**GIVEN INSTRUCTION**
Look at each line of the records and count those with "document" in them. Please answer with the count alone.

(Collected data entries)

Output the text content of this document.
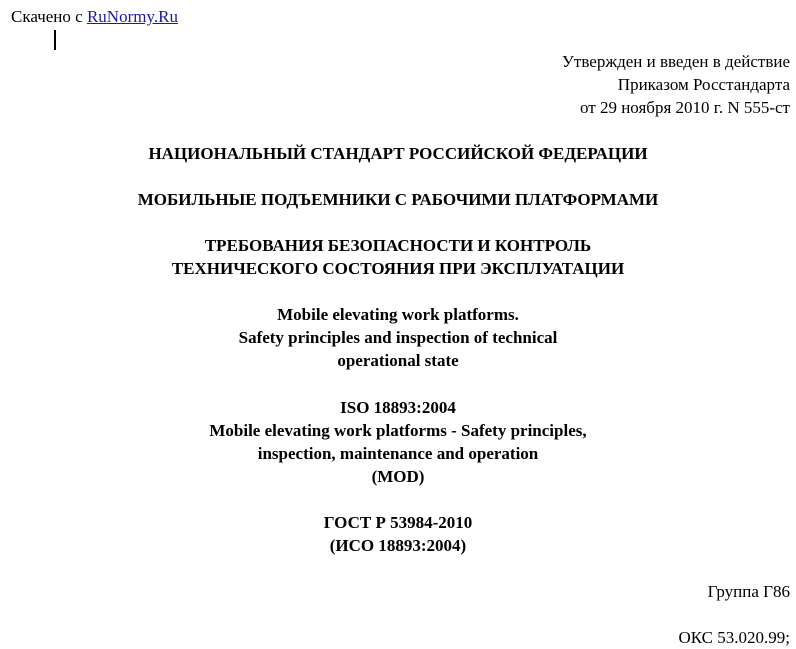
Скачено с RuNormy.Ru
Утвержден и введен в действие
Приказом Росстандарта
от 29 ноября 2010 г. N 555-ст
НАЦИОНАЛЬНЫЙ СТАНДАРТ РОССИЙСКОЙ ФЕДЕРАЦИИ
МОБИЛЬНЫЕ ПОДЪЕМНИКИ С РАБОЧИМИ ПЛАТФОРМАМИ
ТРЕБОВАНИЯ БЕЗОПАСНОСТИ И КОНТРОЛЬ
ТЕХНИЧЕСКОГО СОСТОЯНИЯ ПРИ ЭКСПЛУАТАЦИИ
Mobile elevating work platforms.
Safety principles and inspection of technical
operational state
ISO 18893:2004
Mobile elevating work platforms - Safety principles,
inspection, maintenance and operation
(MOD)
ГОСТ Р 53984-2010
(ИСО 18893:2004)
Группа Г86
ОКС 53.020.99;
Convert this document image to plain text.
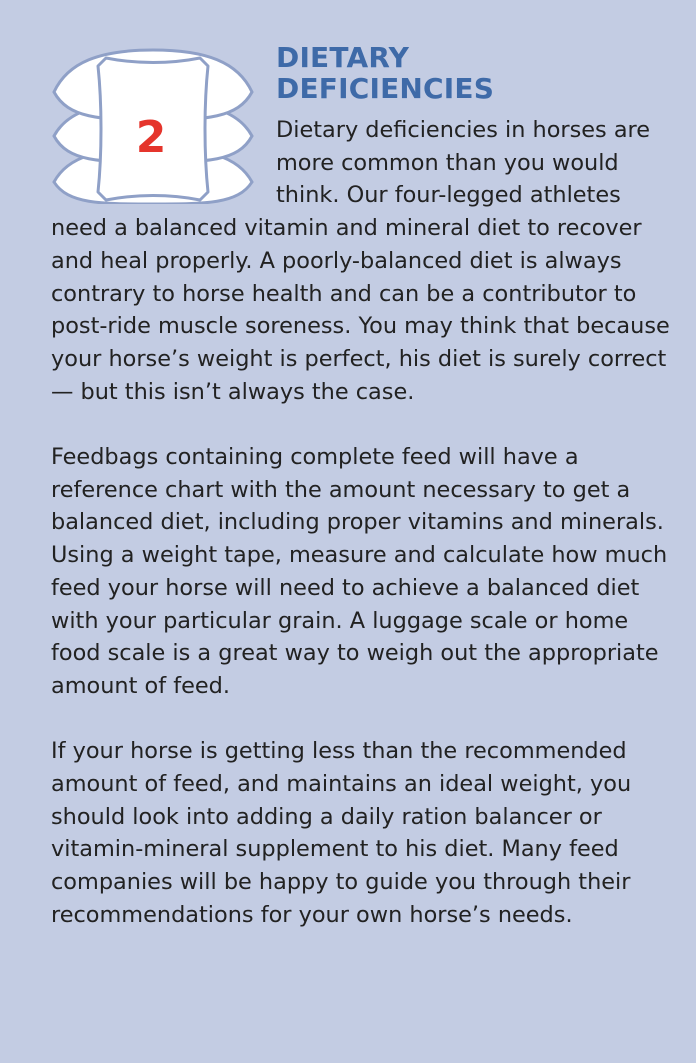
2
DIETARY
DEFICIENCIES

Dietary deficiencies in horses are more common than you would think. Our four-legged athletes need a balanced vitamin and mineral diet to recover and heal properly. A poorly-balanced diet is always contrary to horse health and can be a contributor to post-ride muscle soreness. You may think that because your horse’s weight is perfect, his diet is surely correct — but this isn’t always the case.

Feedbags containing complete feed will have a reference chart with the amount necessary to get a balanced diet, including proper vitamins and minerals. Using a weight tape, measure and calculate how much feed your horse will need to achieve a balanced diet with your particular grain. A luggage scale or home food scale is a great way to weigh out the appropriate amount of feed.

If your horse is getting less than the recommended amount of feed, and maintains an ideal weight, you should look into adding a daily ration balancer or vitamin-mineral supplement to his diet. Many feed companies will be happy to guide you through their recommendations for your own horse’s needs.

--

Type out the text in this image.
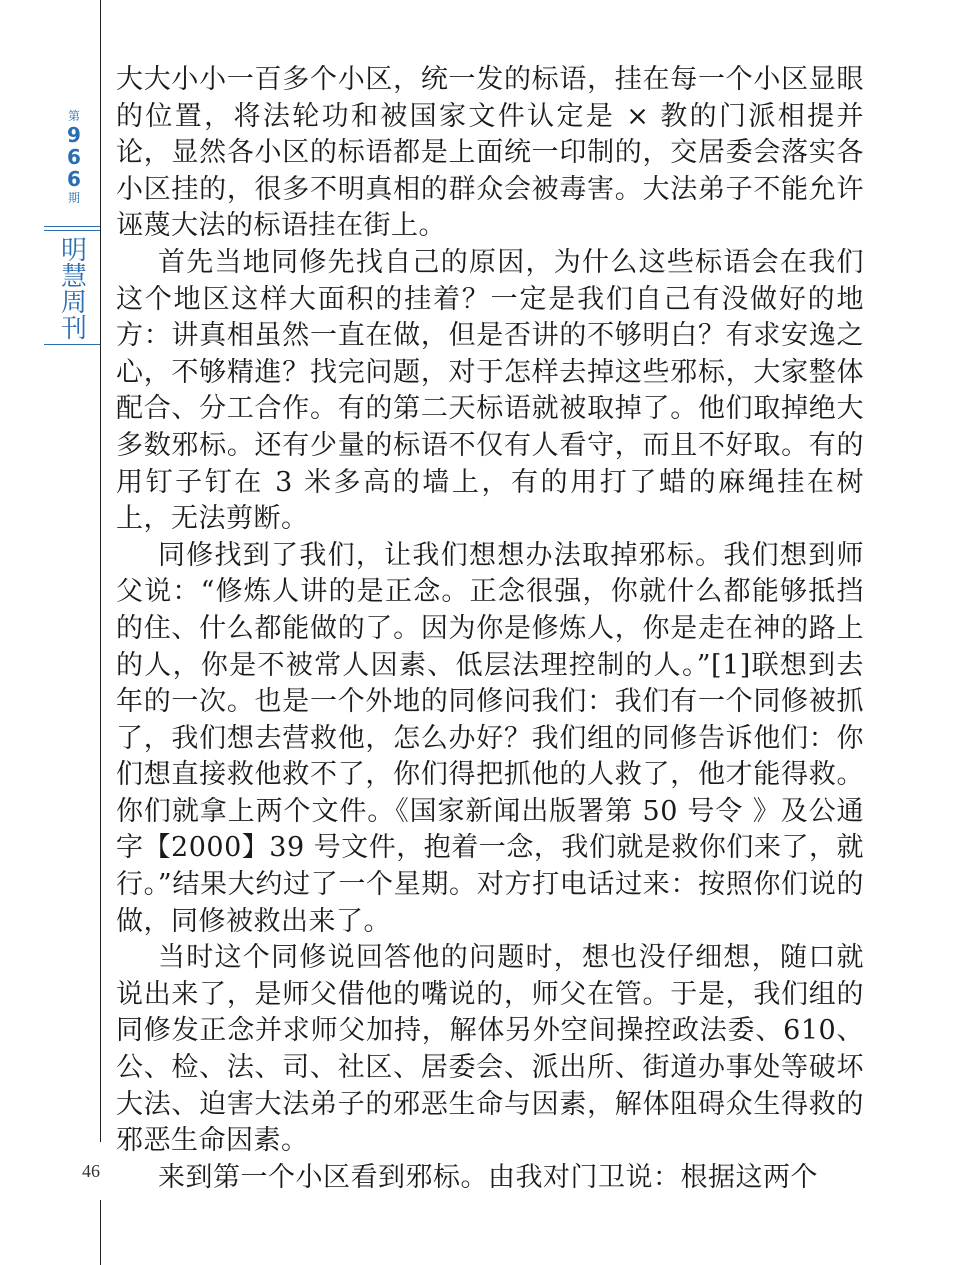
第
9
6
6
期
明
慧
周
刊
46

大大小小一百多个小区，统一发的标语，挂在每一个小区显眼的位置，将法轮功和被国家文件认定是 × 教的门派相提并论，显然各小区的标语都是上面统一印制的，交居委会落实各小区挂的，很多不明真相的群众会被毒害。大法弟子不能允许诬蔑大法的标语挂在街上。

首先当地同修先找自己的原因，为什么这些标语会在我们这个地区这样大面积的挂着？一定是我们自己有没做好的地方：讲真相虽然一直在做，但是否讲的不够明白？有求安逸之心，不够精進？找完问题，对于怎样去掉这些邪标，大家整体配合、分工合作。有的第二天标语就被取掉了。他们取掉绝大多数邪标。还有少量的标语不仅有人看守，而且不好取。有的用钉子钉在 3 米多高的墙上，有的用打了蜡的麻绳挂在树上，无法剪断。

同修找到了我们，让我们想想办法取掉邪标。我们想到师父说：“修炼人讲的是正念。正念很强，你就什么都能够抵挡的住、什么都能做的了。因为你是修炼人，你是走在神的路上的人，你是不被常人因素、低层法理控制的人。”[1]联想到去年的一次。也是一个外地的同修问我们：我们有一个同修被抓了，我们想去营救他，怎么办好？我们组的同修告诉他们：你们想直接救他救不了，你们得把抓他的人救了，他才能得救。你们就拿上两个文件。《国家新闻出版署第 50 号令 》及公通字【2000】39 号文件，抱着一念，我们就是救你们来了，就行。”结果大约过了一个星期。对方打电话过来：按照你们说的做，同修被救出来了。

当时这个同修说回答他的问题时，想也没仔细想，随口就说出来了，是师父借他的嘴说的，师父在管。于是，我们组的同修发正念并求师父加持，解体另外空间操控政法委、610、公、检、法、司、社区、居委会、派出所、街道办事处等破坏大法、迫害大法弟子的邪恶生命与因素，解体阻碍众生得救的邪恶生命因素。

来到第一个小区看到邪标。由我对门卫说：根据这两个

**EXERCISE ANSWER**
2